* Begin Document segment *
# reservoir saugeyes



## ufaquaoiler

im very familiar with walleye fishing, but a few reservoirs in my area are stocked with saugeye and ill now have access to a boat to go after them this year to fix my never caught a saugeye problem. is trolling or casting the best way to get them and what kind of lures should i use? im assuming to work the wind blown side at lower light periods, but any help is appreciated.


----------



## thistubesforu

the reservoir i fish 2 minutes from my house is definately best in low light conditions. with the pm being slightly better. the best success ive had is on either walleye assasins on jigs or some other sort of twister. second would be crawler harnesses. to be honest with u the luck has been better drifting and casting both setups to the shore and bringing them back as opposed to trolling. i also have decent success from the bank. just want add that evey res is different though, so maybe these are something to start with.


----------



## ducky152000

Fishing for saugeye is way different than fishin for walleye, saugeye almost never suspend, they are usualy very close to the bottom unlike walleye. We fish all the south east reseviores and hold saugeye tourneys there. (SOUTHEREN OHIO WALLEYE CLUB) and most of our anglers drag lindy rigs and jigs on mud flats in the summer 8 ft is usualy the right depth and we also throw alot of spoons and vibees through out the year. Some times of the year bottom bouncers and spinners are the ticket. Hope this helps but my best advise is look up info on catchin saugeye and forget about walleye tatics.


----------



## st.slippy

I agree with close to the bottom, low light is not always the case though. From shore aim for lowlight, but most times of the year they are just deeper in high light periods, with a few exceptions. In the heat of the summer I catch many more in the heat of the day than the night. They just have very good vision in dark water and remain active, often feeding on flats at dark.


----------



## ufaquaoiler

so im guessing i otta find a nice flat section of bottom and keep my line right on the bottom then? should i keep it right next to the edge of the dropoff or go out more towards the middle?


----------



## ducky152000

Usualy when your dragin on a flat the agressive fish are on top crusin around for bait the semi active fish are on the edge and the non active fish are on the drop. but weve caught non active fish on the drop before just not a hole lot. Most of the fish come from on top of the flat. just grid drift or use the electric trolling motor to grid troll the whole flat. Start at one end and work your way across. use a lindy rig or 1/8 oz jig and grub tipped with crawler,leach,minnow.
* End Document segment *
* Begin Stored rows *
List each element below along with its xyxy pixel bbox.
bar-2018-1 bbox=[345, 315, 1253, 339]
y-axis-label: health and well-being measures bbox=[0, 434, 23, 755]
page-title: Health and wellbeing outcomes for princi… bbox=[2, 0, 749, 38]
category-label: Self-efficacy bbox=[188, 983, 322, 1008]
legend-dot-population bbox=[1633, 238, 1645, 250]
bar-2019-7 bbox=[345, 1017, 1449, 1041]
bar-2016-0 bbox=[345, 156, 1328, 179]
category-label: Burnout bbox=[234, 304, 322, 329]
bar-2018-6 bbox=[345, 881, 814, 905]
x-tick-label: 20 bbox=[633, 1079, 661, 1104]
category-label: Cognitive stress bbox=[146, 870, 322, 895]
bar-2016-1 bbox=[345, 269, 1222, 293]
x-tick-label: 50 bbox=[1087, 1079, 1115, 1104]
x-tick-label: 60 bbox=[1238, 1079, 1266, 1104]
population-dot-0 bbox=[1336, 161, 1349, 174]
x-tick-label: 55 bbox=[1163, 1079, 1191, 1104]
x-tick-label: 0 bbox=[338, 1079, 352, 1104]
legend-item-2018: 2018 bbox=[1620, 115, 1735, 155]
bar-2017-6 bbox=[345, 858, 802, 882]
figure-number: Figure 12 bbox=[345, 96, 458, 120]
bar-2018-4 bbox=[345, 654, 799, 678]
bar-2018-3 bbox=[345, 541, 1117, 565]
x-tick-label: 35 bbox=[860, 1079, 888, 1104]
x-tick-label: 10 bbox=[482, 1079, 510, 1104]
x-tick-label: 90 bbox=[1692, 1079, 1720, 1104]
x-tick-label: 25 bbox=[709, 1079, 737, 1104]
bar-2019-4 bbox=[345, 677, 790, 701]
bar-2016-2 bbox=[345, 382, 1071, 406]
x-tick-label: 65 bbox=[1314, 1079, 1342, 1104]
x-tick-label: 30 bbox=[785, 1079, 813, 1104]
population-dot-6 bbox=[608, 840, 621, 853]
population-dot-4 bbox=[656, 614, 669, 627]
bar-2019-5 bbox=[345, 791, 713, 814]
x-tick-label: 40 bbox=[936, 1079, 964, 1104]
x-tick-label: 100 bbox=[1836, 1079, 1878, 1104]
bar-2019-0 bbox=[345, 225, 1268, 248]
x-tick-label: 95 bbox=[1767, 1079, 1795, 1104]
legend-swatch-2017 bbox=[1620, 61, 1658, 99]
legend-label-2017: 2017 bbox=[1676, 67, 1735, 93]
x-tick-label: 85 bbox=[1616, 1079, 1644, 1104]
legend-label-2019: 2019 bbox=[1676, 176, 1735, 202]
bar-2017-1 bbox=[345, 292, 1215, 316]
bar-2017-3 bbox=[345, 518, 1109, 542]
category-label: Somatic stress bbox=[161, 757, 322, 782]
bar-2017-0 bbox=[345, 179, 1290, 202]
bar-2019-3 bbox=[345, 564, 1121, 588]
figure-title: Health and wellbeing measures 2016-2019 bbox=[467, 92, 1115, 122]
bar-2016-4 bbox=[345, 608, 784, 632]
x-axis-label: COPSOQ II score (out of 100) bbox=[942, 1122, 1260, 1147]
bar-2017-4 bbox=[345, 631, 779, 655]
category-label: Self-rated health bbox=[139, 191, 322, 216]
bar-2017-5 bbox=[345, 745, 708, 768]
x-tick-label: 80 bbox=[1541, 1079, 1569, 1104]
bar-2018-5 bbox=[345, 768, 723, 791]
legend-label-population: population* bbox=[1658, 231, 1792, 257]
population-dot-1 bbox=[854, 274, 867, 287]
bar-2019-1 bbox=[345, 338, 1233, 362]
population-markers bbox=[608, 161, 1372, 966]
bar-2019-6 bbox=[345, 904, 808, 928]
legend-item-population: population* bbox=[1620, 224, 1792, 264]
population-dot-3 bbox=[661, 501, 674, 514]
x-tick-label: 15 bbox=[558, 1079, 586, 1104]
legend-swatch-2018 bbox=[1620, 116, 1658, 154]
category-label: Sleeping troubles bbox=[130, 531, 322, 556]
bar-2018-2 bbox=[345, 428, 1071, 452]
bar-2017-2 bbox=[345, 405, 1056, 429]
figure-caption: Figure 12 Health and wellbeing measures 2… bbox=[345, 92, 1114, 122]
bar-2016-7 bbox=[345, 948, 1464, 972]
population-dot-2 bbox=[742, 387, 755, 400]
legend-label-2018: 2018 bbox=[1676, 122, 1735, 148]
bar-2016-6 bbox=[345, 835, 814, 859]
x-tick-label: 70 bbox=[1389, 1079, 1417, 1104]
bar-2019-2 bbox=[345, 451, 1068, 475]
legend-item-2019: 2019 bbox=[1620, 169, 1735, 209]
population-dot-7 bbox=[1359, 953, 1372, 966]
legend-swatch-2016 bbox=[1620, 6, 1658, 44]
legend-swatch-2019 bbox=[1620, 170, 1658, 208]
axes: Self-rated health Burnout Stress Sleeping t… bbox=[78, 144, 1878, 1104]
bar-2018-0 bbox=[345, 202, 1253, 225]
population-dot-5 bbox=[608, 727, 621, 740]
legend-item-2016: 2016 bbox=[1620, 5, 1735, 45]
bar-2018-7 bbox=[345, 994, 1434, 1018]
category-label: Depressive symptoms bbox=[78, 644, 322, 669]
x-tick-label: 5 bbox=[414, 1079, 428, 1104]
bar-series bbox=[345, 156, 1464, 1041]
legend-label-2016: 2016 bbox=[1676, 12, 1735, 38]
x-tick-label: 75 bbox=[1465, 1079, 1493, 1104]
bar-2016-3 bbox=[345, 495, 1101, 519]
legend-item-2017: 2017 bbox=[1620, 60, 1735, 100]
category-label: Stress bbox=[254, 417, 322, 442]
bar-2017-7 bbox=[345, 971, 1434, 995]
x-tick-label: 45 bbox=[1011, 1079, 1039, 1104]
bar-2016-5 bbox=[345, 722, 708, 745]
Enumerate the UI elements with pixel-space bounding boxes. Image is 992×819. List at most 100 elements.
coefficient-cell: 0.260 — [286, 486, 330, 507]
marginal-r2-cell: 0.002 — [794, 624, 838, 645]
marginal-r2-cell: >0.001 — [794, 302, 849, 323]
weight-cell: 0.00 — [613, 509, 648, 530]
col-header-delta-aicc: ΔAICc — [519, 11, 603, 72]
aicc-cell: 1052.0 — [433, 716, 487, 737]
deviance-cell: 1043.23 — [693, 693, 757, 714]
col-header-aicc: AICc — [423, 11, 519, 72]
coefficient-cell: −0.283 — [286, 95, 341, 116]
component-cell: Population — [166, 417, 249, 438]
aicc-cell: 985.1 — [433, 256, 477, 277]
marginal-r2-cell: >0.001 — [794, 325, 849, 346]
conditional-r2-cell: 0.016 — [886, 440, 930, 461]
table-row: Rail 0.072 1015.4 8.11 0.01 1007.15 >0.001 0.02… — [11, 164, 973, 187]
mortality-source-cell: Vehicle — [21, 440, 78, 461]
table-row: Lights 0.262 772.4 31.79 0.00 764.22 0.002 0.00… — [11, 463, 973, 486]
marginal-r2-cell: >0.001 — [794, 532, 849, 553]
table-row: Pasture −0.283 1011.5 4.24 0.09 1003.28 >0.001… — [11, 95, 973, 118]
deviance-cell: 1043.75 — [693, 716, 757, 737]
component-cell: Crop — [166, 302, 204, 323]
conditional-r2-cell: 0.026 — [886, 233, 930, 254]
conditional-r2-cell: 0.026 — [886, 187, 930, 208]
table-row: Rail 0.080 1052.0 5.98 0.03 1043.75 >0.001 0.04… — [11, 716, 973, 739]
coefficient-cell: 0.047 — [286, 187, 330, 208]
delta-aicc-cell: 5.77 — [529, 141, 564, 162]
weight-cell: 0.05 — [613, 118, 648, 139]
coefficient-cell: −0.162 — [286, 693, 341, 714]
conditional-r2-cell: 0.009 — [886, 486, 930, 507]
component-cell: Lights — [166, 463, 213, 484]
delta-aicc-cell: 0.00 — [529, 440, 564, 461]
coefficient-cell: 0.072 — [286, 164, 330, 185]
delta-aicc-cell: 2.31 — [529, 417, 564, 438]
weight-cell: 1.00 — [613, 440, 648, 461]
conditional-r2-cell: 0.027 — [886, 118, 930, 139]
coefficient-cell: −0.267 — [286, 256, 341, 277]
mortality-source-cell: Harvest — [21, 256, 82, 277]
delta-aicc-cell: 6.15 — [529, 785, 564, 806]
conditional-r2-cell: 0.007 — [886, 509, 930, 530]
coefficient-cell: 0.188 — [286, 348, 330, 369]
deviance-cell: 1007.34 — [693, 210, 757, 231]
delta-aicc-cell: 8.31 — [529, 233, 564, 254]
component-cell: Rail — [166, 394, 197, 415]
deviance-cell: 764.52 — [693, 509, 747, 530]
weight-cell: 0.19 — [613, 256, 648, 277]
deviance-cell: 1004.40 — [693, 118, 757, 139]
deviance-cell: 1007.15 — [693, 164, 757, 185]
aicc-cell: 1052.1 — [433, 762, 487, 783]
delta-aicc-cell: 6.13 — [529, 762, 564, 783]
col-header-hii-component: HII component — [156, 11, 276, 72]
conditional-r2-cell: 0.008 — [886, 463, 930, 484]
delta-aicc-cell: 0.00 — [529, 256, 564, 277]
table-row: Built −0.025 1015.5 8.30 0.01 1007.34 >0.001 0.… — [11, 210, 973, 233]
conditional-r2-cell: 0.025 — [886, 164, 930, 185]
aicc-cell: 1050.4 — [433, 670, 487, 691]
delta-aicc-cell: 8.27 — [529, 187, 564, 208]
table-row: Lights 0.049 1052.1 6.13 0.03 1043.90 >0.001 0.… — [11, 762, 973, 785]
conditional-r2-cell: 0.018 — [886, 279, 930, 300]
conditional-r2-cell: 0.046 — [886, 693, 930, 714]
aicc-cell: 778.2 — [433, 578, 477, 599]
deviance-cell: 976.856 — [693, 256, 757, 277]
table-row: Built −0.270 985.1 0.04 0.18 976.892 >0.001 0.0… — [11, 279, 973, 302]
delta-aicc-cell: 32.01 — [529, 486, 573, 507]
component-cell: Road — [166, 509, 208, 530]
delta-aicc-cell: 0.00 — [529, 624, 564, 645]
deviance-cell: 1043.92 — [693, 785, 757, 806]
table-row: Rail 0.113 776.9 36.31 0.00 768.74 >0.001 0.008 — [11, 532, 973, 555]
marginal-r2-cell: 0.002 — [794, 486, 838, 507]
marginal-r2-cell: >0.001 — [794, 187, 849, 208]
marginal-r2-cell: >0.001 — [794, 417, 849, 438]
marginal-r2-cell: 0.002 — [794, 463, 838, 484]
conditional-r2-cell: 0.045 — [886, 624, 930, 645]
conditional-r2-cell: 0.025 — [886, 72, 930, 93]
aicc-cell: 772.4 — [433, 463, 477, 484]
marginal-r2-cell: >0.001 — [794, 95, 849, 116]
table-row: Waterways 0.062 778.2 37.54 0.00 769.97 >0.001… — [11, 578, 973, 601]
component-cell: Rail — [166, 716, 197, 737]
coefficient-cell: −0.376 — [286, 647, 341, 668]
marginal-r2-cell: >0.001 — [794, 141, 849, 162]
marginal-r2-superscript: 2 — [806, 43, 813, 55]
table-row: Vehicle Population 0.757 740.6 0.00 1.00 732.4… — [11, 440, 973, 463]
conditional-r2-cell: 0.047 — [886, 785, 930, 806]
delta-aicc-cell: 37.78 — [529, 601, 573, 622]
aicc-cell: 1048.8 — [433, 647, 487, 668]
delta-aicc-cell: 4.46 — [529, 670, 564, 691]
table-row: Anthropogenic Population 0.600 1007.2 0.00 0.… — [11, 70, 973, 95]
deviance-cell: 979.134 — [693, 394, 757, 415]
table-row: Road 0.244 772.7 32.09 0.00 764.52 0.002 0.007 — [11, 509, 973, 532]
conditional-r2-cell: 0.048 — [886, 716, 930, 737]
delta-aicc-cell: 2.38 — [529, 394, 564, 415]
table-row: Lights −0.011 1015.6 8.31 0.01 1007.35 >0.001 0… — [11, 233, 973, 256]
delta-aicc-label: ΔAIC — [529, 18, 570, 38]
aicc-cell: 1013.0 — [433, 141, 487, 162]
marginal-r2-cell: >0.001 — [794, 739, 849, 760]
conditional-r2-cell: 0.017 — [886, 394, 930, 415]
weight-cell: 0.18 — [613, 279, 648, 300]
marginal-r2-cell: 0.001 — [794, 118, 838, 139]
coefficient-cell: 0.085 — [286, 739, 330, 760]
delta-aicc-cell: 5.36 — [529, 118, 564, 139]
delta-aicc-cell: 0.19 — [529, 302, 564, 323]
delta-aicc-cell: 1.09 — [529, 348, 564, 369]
* End Stored rows *
» Task:
In the forum thread on reservoir saugeyes, what depth is usually right for dragging lindy rigs and jigs on mud flats in the summer? The rows are not needed.

» Response to the task:
About 8 feet.